- [LISTING]:
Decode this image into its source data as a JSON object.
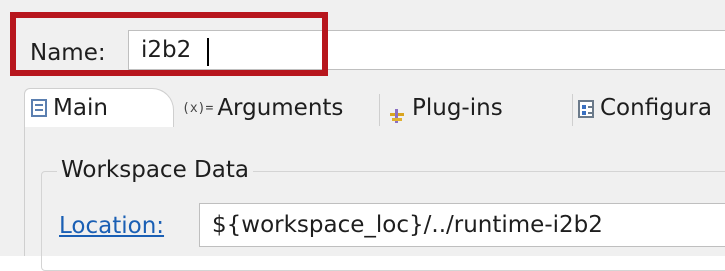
{
  "name_row": {
    "label": "Name:",
    "value": "i2b2",
    "highlight_color": "#b7161d"
  },
  "tabs": [
    {
      "label": "Main",
      "icon": "main-tab-icon",
      "selected": true
    },
    {
      "label": "Arguments",
      "icon": "arguments-icon",
      "icon_glyph": "(x)=",
      "selected": false
    },
    {
      "label": "Plug-ins",
      "icon": "plugin-icon",
      "selected": false
    },
    {
      "label": "Configura",
      "icon": "configuration-icon",
      "selected": false
    }
  ],
  "workspace": {
    "group_title": "Workspace Data",
    "location_label": "Location:",
    "location_value": "${workspace_loc}/../runtime-i2b2",
    "link_color": "#1a5fb4"
  }
}
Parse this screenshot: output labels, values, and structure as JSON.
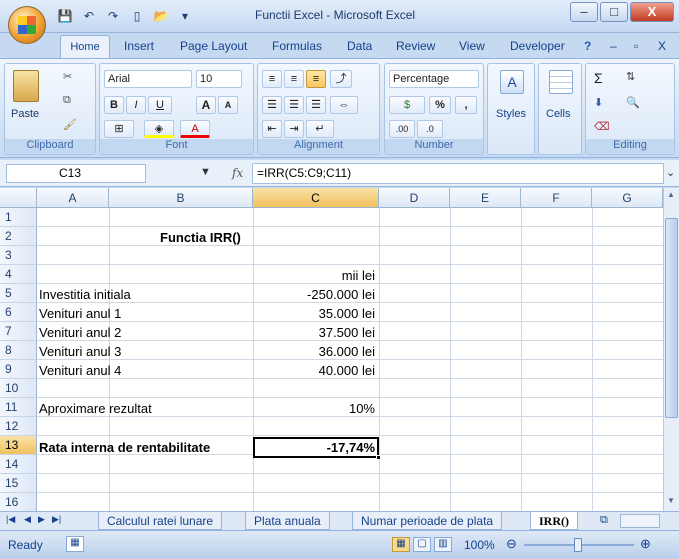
{
  "window": {
    "title": "Functii Excel - Microsoft Excel",
    "minimize": "–",
    "maximize": "□",
    "close": "X"
  },
  "ribbon_tabs": [
    "Home",
    "Insert",
    "Page Layout",
    "Formulas",
    "Data",
    "Review",
    "View",
    "Developer"
  ],
  "ribbon_right": {
    "help": "?",
    "min": "–",
    "restore": "▫",
    "close": "X"
  },
  "ribbon": {
    "clipboard": {
      "label": "Clipboard",
      "paste": "Paste"
    },
    "font": {
      "label": "Font",
      "name": "Arial",
      "size": "10",
      "bold": "B",
      "italic": "I",
      "underline": "U",
      "grow": "A",
      "shrink": "A"
    },
    "alignment": {
      "label": "Alignment"
    },
    "number": {
      "label": "Number",
      "format": "Percentage",
      "percent": "%",
      "comma": ","
    },
    "styles": {
      "label": "Styles"
    },
    "cells": {
      "label": "Cells"
    },
    "editing": {
      "label": "Editing",
      "sum": "Σ"
    }
  },
  "formula_bar": {
    "name_box": "C13",
    "fx": "fx",
    "formula": "=IRR(C5:C9;C11)"
  },
  "columns": [
    "A",
    "B",
    "C",
    "D",
    "E",
    "F",
    "G"
  ],
  "rows": [
    "1",
    "2",
    "3",
    "4",
    "5",
    "6",
    "7",
    "8",
    "9",
    "10",
    "11",
    "12",
    "13",
    "14",
    "15",
    "16"
  ],
  "cells": {
    "title": "Functia IRR()",
    "unit": "mii lei",
    "r5a": "Investitia initiala",
    "r5c": "-250.000 lei",
    "r6a": "Venituri anul 1",
    "r6c": "35.000 lei",
    "r7a": "Venituri anul 2",
    "r7c": "37.500 lei",
    "r8a": "Venituri anul 3",
    "r8c": "36.000 lei",
    "r9a": "Venituri anul 4",
    "r9c": "40.000 lei",
    "r11a": "Aproximare rezultat",
    "r11c": "10%",
    "r13a": "Rata interna de rentabilitate",
    "r13c": "-17,74%"
  },
  "sheet_tabs": [
    "Calculul ratei lunare",
    "Plata anuala",
    "Numar perioade de plata",
    "IRR()"
  ],
  "active_sheet": "IRR()",
  "status": {
    "mode": "Ready",
    "zoom": "100%"
  }
}
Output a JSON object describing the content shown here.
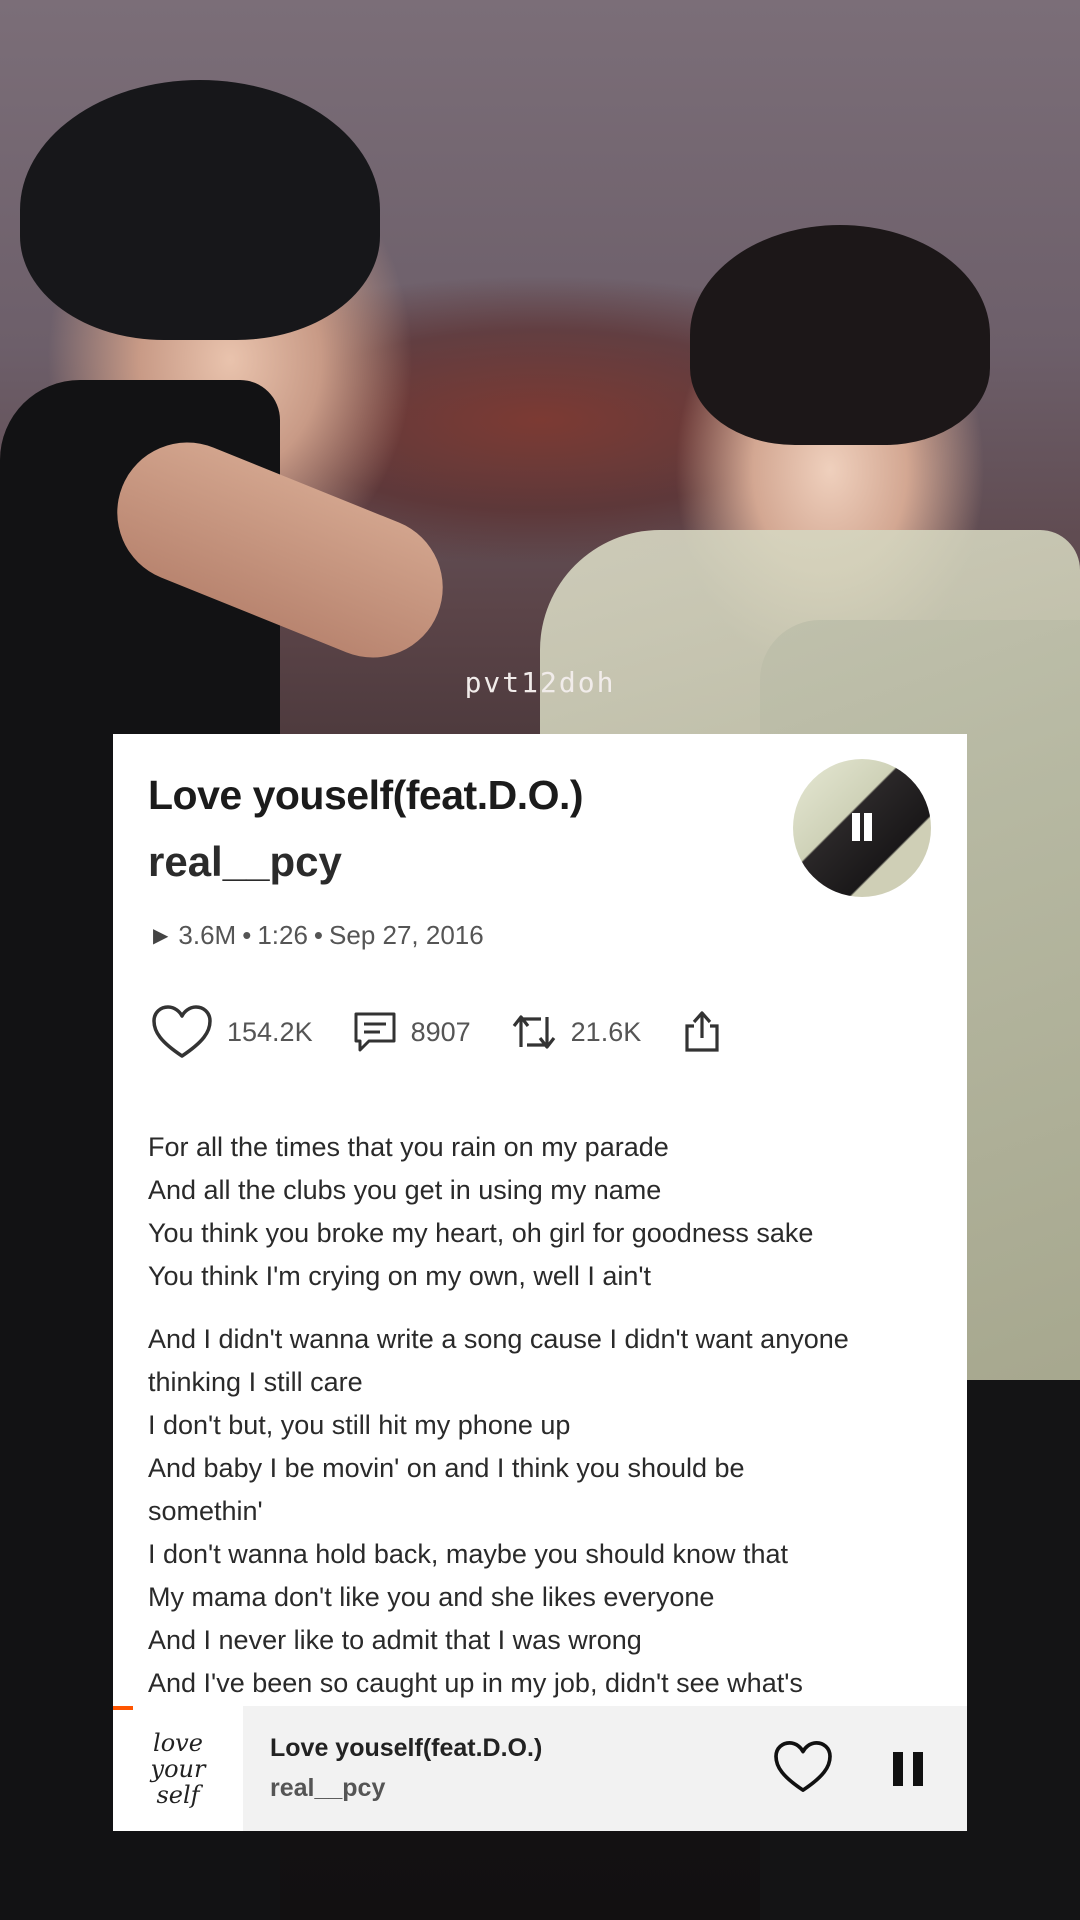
{
  "watermark": "pvt12doh",
  "track": {
    "title": "Love youself(feat.D.O.)",
    "artist": "real__pcy",
    "plays": "3.6M",
    "duration": "1:26",
    "date": "Sep 27, 2016",
    "separator": "•"
  },
  "actions": {
    "likes": "154.2K",
    "comments": "8907",
    "reposts": "21.6K"
  },
  "icons": {
    "play": "play-icon",
    "like": "heart-icon",
    "comment": "comment-icon",
    "repost": "repost-icon",
    "share": "share-icon",
    "pause": "pause-icon"
  },
  "lyrics": {
    "stanza1": [
      "For all the times that you rain on my parade",
      "And all the clubs you get in using my name",
      "You think you broke my heart, oh girl for goodness sake",
      "You think I'm crying on my own, well I ain't"
    ],
    "stanza2": [
      "And I didn't wanna write a song cause I didn't want anyone",
      "thinking I still care",
      "I don't but, you still hit my phone up",
      "And baby I be movin' on and I think you should be",
      "somethin'",
      "I don't wanna hold back, maybe you should know that",
      "My mama don't like you and she likes everyone",
      "And I never like to admit that I was wrong",
      "And I've been so caught up in my job, didn't see what's"
    ]
  },
  "mini_player": {
    "art_text": [
      "love",
      "your",
      "self"
    ],
    "title": "Love youself(feat.D.O.)",
    "artist": "real__pcy"
  },
  "colors": {
    "accent": "#ff5500",
    "card": "#ffffff",
    "mini_player_bg": "#f2f2f2"
  }
}
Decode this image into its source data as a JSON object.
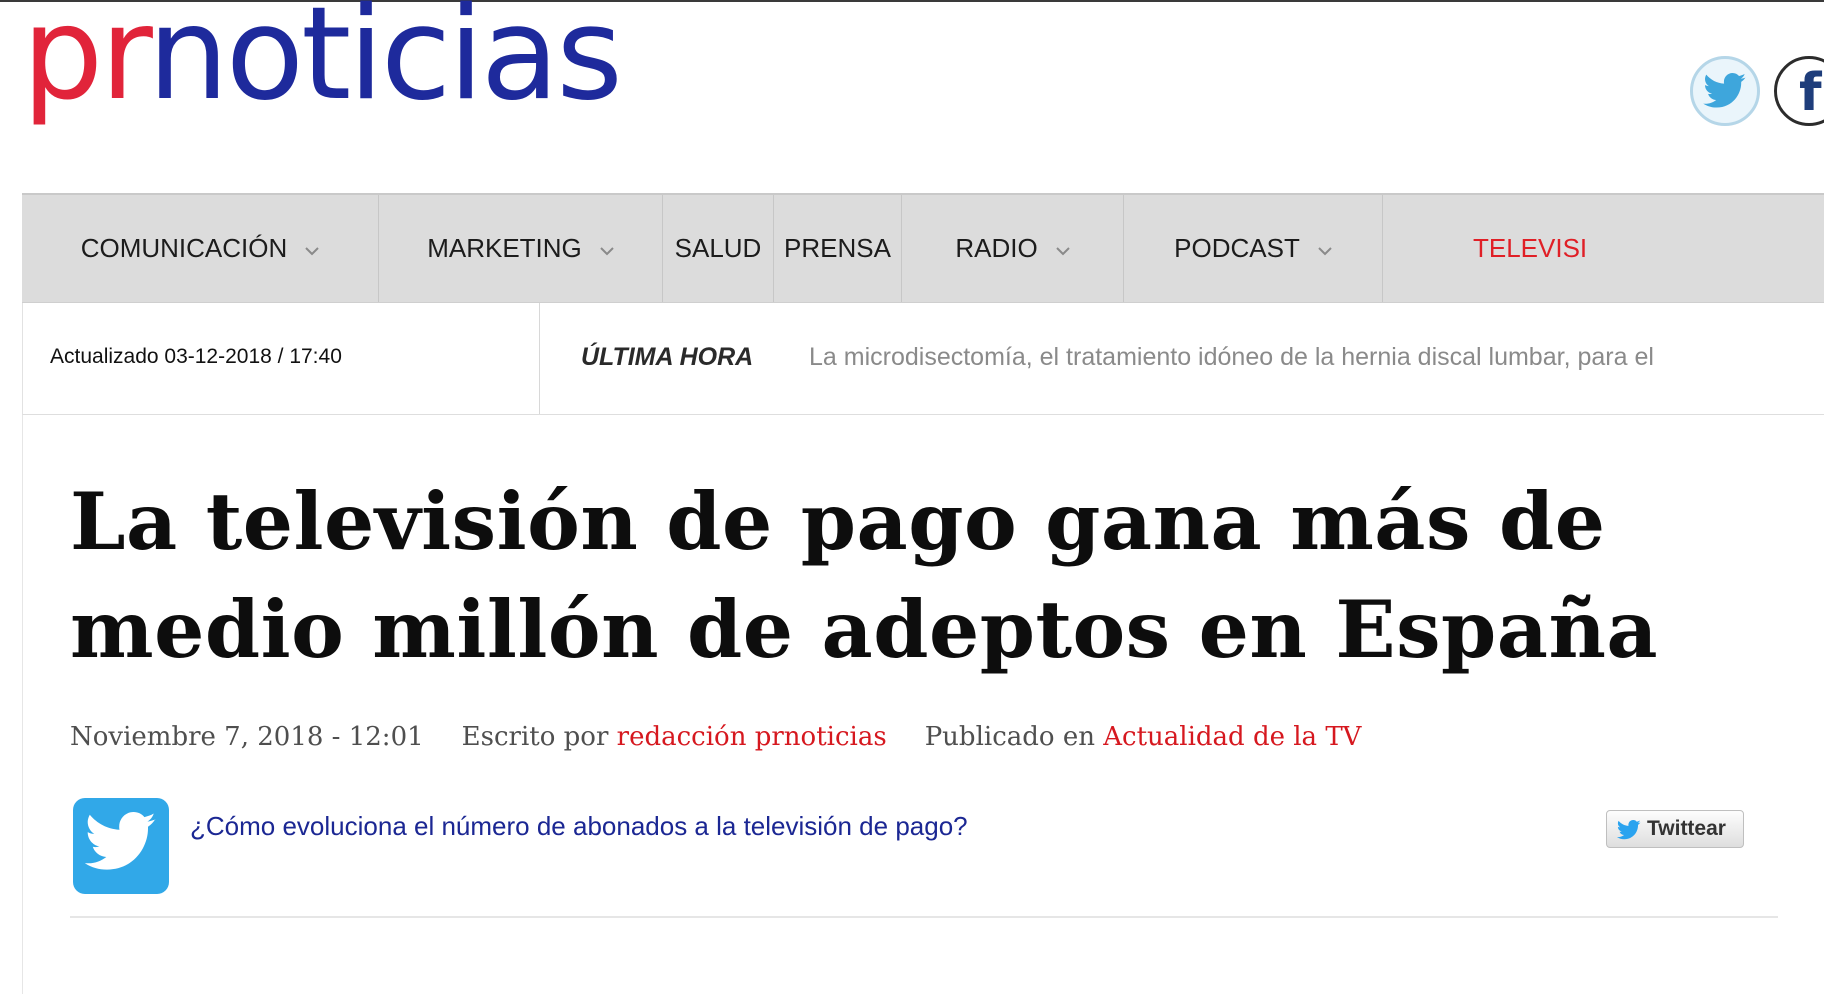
{
  "brand": {
    "logo_prefix": "pr",
    "logo_suffix": "noticias",
    "accent_red": "#e1243a",
    "accent_blue": "#1e2a9c"
  },
  "social": [
    {
      "icon": "twitter-icon"
    },
    {
      "icon": "facebook-icon",
      "glyph": "f"
    }
  ],
  "nav": {
    "items": [
      {
        "label": "COMUNICACIÓN",
        "has_dropdown": true
      },
      {
        "label": "MARKETING",
        "has_dropdown": true
      },
      {
        "label": "SALUD",
        "has_dropdown": false
      },
      {
        "label": "PRENSA",
        "has_dropdown": false
      },
      {
        "label": "RADIO",
        "has_dropdown": true
      },
      {
        "label": "PODCAST",
        "has_dropdown": true
      },
      {
        "label": "TELEVISI",
        "has_dropdown": false,
        "active": true
      }
    ]
  },
  "ticker": {
    "updated": "Actualizado 03-12-2018 / 17:40",
    "label": "ÚLTIMA HORA",
    "text": "La microdisectomía, el tratamiento idóneo de la hernia discal lumbar, para el"
  },
  "article": {
    "title_line1": "La televisión de pago gana más de",
    "title_line2": "medio millón de adeptos en España",
    "date": "Noviembre 7, 2018 - 12:01",
    "written_by_label": "Escrito por",
    "author": "redacción prnoticias",
    "published_in_label": "Publicado en",
    "category": "Actualidad de la TV",
    "tweet_question": "¿Cómo evoluciona el número de abonados a la televisión de pago?",
    "tweet_button": "Twittear"
  }
}
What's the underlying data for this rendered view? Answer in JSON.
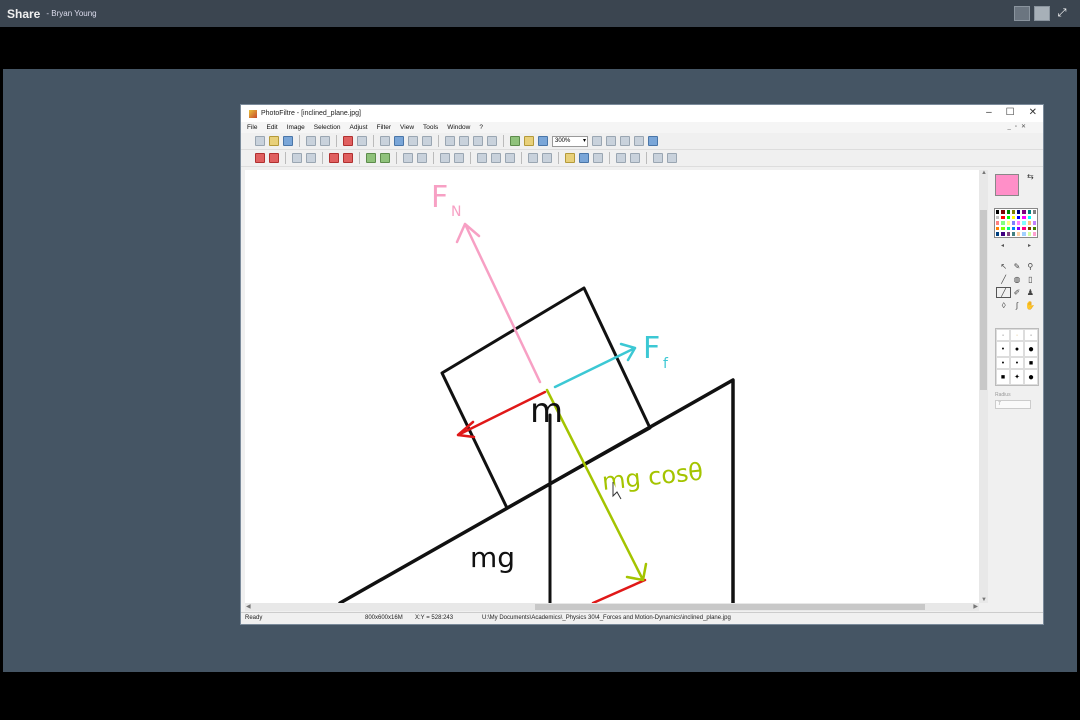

- [DESCRIPTION OF THE TASK]:
In your copy, leave out the pictures and reproduce the material above exactly.

- [COMPLETE OUTPUT]:
Decode this image into its source data as a JSON object.
{
  "name_row": {
    "label": "Name:",
    "value": "i2b2",
    "highlight_color": "#b7161d"
  },
  "tabs": [
    {
      "label": "Main",
      "icon": "main-tab-icon",
      "selected": true
    },
    {
      "label": "Arguments",
      "icon": "arguments-icon",
      "icon_glyph": "(x)=",
      "selected": false
    },
    {
      "label": "Plug-ins",
      "icon": "plugin-icon",
      "selected": false
    },
    {
      "label": "Configura",
      "icon": "configuration-icon",
      "selected": false
    }
  ],
  "workspace": {
    "group_title": "Workspace Data",
    "location_label": "Location:",
    "location_value": "${workspace_loc}/../runtime-i2b2",
    "link_color": "#1a5fb4"
  }
}
Parse this screenshot: output labels, values, and structure as JSON.
{
  "window": {
    "title": "Functii Excel - Microsoft Excel",
    "minimize": "–",
    "maximize": "□",
    "close": "X"
  },
  "ribbon_tabs": [
    "Home",
    "Insert",
    "Page Layout",
    "Formulas",
    "Data",
    "Review",
    "View",
    "Developer"
  ],
  "ribbon_right": {
    "help": "?",
    "min": "–",
    "restore": "▫",
    "close": "X"
  },
  "ribbon": {
    "clipboard": {
      "label": "Clipboard",
      "paste": "Paste"
    },
    "font": {
      "label": "Font",
      "name": "Arial",
      "size": "10",
      "bold": "B",
      "italic": "I",
      "underline": "U",
      "grow": "A",
      "shrink": "A"
    },
    "alignment": {
      "label": "Alignment"
    },
    "number": {
      "label": "Number",
      "format": "Percentage",
      "percent": "%",
      "comma": ","
    },
    "styles": {
      "label": "Styles"
    },
    "cells": {
      "label": "Cells"
    },
    "editing": {
      "label": "Editing",
      "sum": "Σ"
    }
  },
  "formula_bar": {
    "name_box": "C13",
    "fx": "fx",
    "formula": "=IRR(C5:C9;C11)"
  },
  "columns": [
    "A",
    "B",
    "C",
    "D",
    "E",
    "F",
    "G"
  ],
  "rows": [
    "1",
    "2",
    "3",
    "4",
    "5",
    "6",
    "7",
    "8",
    "9",
    "10",
    "11",
    "12",
    "13",
    "14",
    "15",
    "16"
  ],
  "cells": {
    "title": "Functia IRR()",
    "unit": "mii lei",
    "r5a": "Investitia initiala",
    "r5c": "-250.000 lei",
    "r6a": "Venituri anul 1",
    "r6c": "35.000 lei",
    "r7a": "Venituri anul 2",
    "r7c": "37.500 lei",
    "r8a": "Venituri anul 3",
    "r8c": "36.000 lei",
    "r9a": "Venituri anul 4",
    "r9c": "40.000 lei",
    "r11a": "Aproximare rezultat",
    "r11c": "10%",
    "r13a": "Rata interna de rentabilitate",
    "r13c": "-17,74%"
  },
  "sheet_tabs": [
    "Calculul ratei lunare",
    "Plata anuala",
    "Numar perioade de plata",
    "IRR()"
  ],
  "active_sheet": "IRR()",
  "status": {
    "mode": "Ready",
    "zoom": "100%"
  }
}
Output a JSON object describing the content shown here.
{
  "watermark": "pvt12doh",
  "track": {
    "title": "Love youself(feat.D.O.)",
    "artist": "real__pcy",
    "plays": "3.6M",
    "duration": "1:26",
    "date": "Sep 27, 2016",
    "separator": "•"
  },
  "actions": {
    "likes": "154.2K",
    "comments": "8907",
    "reposts": "21.6K"
  },
  "icons": {
    "play": "play-icon",
    "like": "heart-icon",
    "comment": "comment-icon",
    "repost": "repost-icon",
    "share": "share-icon",
    "pause": "pause-icon"
  },
  "lyrics": {
    "stanza1": [
      "For all the times that you rain on my parade",
      "And all the clubs you get in using my name",
      "You think you broke my heart, oh girl for goodness sake",
      "You think I'm crying on my own, well I ain't"
    ],
    "stanza2": [
      "And I didn't wanna write a song cause I didn't want anyone",
      "thinking I still care",
      "I don't but, you still hit my phone up",
      "And baby I be movin' on and I think you should be",
      "somethin'",
      "I don't wanna hold back, maybe you should know that",
      "My mama don't like you and she likes everyone",
      "And I never like to admit that I was wrong",
      "And I've been so caught up in my job, didn't see what's"
    ]
  },
  "mini_player": {
    "art_text": [
      "love",
      "your",
      "self"
    ],
    "title": "Love youself(feat.D.O.)",
    "artist": "real__pcy"
  },
  "colors": {
    "accent": "#ff5500",
    "card": "#ffffff",
    "mini_player_bg": "#f2f2f2"
  }
}
Decode this image into its source data as a JSON object.
{
  "brand": {
    "logo_prefix": "pr",
    "logo_suffix": "noticias",
    "accent_red": "#e1243a",
    "accent_blue": "#1e2a9c"
  },
  "social": [
    {
      "icon": "twitter-icon"
    },
    {
      "icon": "facebook-icon",
      "glyph": "f"
    }
  ],
  "nav": {
    "items": [
      {
        "label": "COMUNICACIÓN",
        "has_dropdown": true
      },
      {
        "label": "MARKETING",
        "has_dropdown": true
      },
      {
        "label": "SALUD",
        "has_dropdown": false
      },
      {
        "label": "PRENSA",
        "has_dropdown": false
      },
      {
        "label": "RADIO",
        "has_dropdown": true
      },
      {
        "label": "PODCAST",
        "has_dropdown": true
      },
      {
        "label": "TELEVISI",
        "has_dropdown": false,
        "active": true
      }
    ]
  },
  "ticker": {
    "updated": "Actualizado 03-12-2018 / 17:40",
    "label": "ÚLTIMA HORA",
    "text": "La microdisectomía, el tratamiento idóneo de la hernia discal lumbar, para el"
  },
  "article": {
    "title_line1": "La televisión de pago gana más de",
    "title_line2": "medio millón de adeptos en España",
    "date": "Noviembre 7, 2018 - 12:01",
    "written_by_label": "Escrito por",
    "author": "redacción prnoticias",
    "published_in_label": "Publicado en",
    "category": "Actualidad de la TV",
    "tweet_question": "¿Cómo evoluciona el número de abonados a la televisión de pago?",
    "tweet_button": "Twittear"
  }
}
What's the underlying data for this rendered view? Answer in JSON.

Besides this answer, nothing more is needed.